** BEGIN Passage to read **

The people who dug out the 150-year-old remains of the 282 sepoy munity martyrs from a well at Ajnala now are building the memorial that the government promised but never delivered, while the researcher who guided them considers it against the archaeological laws.
Almost 11 months after Gurdwara Shaheed Gunj Managing Committee led the excavation last February, it laid the foundation stone of the memorial on Thursday, "Just as we had exhumed the martyrs' remains, on our own, and rebuilt the gurdwara that once stood over the well, we'll also build the memorial without any help from the government," said a member of the committee.
"The well is crumbling," said gurdwara committee president Amarjit Singh Sarkaria, "so we couldn't have waited longer for the government to start the work." Surinder Kochhar, whose research guided the villagers in excavation, has parted ways with the committee and accused it of violating the archaeological laws and usurping army land for building the gurdwara.
Sarkaria has said the locals would have located the well sooner or later without Kochhar's help. "We always knew it existed, and was going to be around the building that came up near the old gurdwara that was demolished," he said, adding: "There was a proposal to erect a memorial here, for which the Archaeological Survey of India (ASI) had even sent a team over."
"The committee could have obtained the land legally by negotiating with the army and remained within archaeological laws," said Kochhar. In his opinion, since the Punjab government has failed to identify the martyrs and trace their descendants, it should seek help from the Uttar Pradesh government, since most of the martyrs belonged to that state.

** END Passage to read **
** BEGIN Stored rows **

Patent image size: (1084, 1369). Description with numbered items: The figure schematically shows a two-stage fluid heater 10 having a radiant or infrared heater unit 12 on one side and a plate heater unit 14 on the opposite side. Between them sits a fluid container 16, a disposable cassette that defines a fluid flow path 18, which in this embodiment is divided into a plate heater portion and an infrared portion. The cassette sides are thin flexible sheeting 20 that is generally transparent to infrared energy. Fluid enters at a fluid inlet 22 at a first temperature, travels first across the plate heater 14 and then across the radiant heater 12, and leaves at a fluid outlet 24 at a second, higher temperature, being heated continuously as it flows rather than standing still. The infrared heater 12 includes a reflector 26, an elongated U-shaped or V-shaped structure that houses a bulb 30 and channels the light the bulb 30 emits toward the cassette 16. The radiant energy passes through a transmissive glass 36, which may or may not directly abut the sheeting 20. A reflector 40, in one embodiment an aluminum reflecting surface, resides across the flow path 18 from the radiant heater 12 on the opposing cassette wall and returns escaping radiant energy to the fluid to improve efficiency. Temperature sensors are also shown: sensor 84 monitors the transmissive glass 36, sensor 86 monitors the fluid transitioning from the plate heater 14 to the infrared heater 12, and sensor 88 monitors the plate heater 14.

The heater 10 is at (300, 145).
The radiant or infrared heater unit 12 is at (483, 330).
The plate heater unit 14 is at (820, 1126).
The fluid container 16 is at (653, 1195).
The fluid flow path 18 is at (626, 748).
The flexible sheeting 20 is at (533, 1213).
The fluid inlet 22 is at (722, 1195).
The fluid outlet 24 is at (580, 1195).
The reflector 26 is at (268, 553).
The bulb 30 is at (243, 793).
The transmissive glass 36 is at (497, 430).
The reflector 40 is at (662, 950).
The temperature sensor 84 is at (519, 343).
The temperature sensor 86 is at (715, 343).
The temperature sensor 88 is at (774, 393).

** END Stored rows **

What is required → Quote the article on the Ajnala memorial word for word, beginning at the words "The people who" and stopping after the words "the archaeological laws.".

Answer to this task →
The people who dug out the 150-year-old remains of the 282 sepoy munity martyrs from a well at Ajnala now are building the memorial that the government promised but never delivered, while the researcher who guided them considers it against the archaeological laws.